**Job**
Where a line holds the word "size", copy that line.

**The input**
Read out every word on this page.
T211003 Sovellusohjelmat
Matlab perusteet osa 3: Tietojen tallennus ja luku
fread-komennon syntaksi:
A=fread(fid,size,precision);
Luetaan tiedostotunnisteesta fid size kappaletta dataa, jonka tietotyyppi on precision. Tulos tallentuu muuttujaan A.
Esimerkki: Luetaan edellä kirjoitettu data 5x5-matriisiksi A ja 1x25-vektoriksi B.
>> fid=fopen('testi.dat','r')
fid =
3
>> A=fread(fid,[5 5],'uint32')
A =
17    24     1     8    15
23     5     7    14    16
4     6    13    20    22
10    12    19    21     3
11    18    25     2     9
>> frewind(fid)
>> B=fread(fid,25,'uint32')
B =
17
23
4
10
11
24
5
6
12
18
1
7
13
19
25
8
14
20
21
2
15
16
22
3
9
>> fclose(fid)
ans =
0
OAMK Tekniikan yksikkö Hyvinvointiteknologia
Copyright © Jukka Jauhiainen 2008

**Written answer**
A=fread(fid,size,precision);
Luetaan tiedostotunnisteesta fid size kappaletta dataa, jonka tietotyyppi on precision. Tulos tallentuu muuttujaan A.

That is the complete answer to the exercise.